• [SHORT EXERCISE]: In the entries below, find the lines with the word "Strategy" and copy them.
*****
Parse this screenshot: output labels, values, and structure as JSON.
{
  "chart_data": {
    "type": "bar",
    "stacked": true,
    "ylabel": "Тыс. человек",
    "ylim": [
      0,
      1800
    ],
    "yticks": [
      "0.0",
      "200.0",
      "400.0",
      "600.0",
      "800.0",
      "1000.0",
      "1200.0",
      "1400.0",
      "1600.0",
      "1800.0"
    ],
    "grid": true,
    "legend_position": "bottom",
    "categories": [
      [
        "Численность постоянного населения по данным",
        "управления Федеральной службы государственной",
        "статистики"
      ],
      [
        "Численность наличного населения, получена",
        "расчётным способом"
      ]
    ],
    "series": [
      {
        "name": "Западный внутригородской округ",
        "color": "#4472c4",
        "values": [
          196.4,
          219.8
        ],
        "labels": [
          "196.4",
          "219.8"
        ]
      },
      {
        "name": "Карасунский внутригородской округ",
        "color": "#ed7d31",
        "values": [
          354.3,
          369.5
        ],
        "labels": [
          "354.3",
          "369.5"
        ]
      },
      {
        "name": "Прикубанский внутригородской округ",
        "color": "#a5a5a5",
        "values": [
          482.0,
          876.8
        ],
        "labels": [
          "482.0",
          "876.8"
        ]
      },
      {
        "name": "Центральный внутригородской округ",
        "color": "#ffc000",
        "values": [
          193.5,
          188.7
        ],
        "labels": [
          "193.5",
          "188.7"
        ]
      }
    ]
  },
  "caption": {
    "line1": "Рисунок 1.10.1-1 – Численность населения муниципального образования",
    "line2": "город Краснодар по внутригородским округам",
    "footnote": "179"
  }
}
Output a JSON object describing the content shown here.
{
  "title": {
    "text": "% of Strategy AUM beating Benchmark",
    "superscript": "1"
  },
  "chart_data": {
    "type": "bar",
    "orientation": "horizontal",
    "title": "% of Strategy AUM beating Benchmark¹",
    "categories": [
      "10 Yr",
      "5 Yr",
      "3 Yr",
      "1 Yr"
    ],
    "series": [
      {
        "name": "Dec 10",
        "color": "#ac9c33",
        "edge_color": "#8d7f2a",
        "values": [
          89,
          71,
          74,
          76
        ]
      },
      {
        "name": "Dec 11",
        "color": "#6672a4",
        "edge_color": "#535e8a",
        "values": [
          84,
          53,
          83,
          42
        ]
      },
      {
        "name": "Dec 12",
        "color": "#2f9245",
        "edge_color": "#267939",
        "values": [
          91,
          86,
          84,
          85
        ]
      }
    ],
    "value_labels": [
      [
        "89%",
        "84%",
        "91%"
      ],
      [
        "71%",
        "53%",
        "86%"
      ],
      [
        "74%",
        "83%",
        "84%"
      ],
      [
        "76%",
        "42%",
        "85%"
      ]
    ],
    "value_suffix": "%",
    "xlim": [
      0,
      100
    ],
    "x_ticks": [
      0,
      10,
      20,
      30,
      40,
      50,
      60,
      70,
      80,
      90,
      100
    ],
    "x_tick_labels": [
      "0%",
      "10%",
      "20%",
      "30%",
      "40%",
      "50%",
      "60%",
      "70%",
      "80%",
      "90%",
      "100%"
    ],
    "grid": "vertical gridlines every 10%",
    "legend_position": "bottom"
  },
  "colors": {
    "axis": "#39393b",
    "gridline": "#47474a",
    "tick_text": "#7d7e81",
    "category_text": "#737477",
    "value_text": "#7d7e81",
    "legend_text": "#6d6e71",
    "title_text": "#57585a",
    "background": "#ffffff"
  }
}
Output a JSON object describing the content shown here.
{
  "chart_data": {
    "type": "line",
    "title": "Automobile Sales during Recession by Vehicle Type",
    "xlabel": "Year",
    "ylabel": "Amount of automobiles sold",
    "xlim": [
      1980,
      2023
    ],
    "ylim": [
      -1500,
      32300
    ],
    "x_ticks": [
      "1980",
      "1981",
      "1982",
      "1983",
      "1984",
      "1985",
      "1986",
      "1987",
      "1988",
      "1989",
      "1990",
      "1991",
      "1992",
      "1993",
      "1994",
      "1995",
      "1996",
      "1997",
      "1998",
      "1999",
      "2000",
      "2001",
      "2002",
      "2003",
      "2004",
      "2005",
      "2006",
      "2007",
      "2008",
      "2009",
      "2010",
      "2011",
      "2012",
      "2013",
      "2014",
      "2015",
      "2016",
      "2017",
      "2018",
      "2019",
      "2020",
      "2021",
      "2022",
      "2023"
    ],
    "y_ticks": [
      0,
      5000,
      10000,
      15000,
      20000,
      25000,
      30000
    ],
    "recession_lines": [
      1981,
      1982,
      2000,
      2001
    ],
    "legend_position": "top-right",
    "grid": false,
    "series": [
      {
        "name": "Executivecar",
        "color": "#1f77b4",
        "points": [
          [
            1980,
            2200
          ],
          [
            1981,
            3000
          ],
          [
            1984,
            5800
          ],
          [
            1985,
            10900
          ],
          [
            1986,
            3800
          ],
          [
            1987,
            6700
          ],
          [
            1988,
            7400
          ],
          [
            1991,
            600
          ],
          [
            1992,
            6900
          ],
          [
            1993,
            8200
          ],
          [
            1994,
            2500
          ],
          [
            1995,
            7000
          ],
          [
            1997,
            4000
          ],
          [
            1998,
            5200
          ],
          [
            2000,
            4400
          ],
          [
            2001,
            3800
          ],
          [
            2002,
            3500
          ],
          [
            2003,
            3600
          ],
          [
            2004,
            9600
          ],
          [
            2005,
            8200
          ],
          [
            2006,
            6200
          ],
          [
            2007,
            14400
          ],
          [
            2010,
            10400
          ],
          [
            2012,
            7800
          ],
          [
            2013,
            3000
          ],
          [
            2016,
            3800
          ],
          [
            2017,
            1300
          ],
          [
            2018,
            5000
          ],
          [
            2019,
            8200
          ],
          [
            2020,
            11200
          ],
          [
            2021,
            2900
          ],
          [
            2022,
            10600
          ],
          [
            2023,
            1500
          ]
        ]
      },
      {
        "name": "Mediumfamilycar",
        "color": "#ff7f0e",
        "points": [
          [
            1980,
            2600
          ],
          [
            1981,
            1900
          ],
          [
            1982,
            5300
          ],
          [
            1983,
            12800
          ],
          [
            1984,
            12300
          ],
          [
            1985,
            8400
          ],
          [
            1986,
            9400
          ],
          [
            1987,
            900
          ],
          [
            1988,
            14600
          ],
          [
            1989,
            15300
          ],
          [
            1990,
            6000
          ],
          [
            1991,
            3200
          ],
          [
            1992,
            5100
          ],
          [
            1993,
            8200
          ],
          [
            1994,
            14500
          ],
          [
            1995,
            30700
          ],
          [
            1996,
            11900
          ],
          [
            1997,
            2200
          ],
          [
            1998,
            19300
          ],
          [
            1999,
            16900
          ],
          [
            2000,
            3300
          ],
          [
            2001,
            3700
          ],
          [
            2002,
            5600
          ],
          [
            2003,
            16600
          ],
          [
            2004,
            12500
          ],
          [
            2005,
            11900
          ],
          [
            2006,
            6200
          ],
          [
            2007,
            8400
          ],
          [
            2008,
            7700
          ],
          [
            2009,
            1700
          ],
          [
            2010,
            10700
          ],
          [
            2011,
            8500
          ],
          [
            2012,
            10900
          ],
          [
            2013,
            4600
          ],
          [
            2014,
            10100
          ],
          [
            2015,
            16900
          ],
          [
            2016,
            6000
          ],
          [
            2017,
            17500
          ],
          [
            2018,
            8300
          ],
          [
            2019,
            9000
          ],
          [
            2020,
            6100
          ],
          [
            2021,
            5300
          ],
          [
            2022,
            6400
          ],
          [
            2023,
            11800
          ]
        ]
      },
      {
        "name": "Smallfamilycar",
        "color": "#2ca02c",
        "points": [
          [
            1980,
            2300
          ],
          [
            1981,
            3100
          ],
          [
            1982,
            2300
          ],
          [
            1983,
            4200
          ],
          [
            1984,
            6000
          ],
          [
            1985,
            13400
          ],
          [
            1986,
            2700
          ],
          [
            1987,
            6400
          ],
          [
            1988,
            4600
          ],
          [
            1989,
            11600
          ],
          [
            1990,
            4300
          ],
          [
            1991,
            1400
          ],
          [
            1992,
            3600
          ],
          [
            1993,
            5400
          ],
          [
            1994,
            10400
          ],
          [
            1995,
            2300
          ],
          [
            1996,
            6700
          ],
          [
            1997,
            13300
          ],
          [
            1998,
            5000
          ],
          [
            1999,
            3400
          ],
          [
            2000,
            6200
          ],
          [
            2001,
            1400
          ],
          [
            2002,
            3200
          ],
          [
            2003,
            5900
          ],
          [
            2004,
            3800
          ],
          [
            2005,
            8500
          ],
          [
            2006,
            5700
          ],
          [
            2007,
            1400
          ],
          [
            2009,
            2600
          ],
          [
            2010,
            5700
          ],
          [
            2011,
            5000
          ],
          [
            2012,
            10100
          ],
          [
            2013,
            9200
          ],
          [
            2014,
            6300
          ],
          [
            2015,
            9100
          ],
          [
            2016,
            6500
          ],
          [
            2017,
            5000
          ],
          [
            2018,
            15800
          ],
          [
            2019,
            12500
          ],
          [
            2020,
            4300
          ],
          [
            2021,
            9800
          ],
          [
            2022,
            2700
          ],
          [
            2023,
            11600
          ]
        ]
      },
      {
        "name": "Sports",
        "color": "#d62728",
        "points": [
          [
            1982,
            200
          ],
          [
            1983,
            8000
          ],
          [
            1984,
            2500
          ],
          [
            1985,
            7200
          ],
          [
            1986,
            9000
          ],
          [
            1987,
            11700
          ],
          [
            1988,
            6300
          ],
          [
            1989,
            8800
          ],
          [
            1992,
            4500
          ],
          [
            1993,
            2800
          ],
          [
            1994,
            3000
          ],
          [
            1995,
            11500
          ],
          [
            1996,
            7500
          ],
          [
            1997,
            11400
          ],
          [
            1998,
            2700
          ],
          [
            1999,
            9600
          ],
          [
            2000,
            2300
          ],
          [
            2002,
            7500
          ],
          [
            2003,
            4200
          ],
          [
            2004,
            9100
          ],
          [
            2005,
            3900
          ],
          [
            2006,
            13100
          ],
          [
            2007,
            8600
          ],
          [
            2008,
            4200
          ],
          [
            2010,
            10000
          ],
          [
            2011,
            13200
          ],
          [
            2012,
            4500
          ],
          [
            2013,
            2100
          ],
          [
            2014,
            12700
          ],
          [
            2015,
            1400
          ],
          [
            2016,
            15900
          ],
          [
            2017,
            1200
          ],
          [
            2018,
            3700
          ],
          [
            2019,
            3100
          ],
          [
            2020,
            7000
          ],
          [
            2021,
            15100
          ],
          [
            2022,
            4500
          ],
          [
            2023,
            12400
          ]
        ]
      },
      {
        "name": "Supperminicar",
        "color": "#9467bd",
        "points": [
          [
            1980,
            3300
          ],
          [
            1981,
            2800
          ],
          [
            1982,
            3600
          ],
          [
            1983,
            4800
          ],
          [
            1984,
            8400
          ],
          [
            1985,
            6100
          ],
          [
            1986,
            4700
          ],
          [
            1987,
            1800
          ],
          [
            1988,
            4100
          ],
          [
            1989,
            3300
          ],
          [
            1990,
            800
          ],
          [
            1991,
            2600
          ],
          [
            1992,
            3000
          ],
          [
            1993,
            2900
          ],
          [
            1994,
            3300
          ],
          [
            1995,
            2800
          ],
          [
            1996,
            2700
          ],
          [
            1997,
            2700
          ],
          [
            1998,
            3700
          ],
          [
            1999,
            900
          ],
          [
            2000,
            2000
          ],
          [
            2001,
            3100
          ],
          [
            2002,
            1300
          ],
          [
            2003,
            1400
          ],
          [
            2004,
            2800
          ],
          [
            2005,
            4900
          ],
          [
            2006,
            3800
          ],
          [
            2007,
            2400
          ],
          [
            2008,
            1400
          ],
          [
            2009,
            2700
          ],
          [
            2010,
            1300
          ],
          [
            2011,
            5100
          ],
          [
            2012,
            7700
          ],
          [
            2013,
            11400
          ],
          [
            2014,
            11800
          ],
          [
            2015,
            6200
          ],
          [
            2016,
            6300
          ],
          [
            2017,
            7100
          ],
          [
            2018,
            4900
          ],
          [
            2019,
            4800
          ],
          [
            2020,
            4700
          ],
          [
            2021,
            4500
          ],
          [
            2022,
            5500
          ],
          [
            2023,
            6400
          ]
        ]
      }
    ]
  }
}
*****
• [RESULT OF THE TASK]:
    "text": "% of Strategy AUM beating Benchmark",
    "title": "% of Strategy AUM beating Benchmark¹",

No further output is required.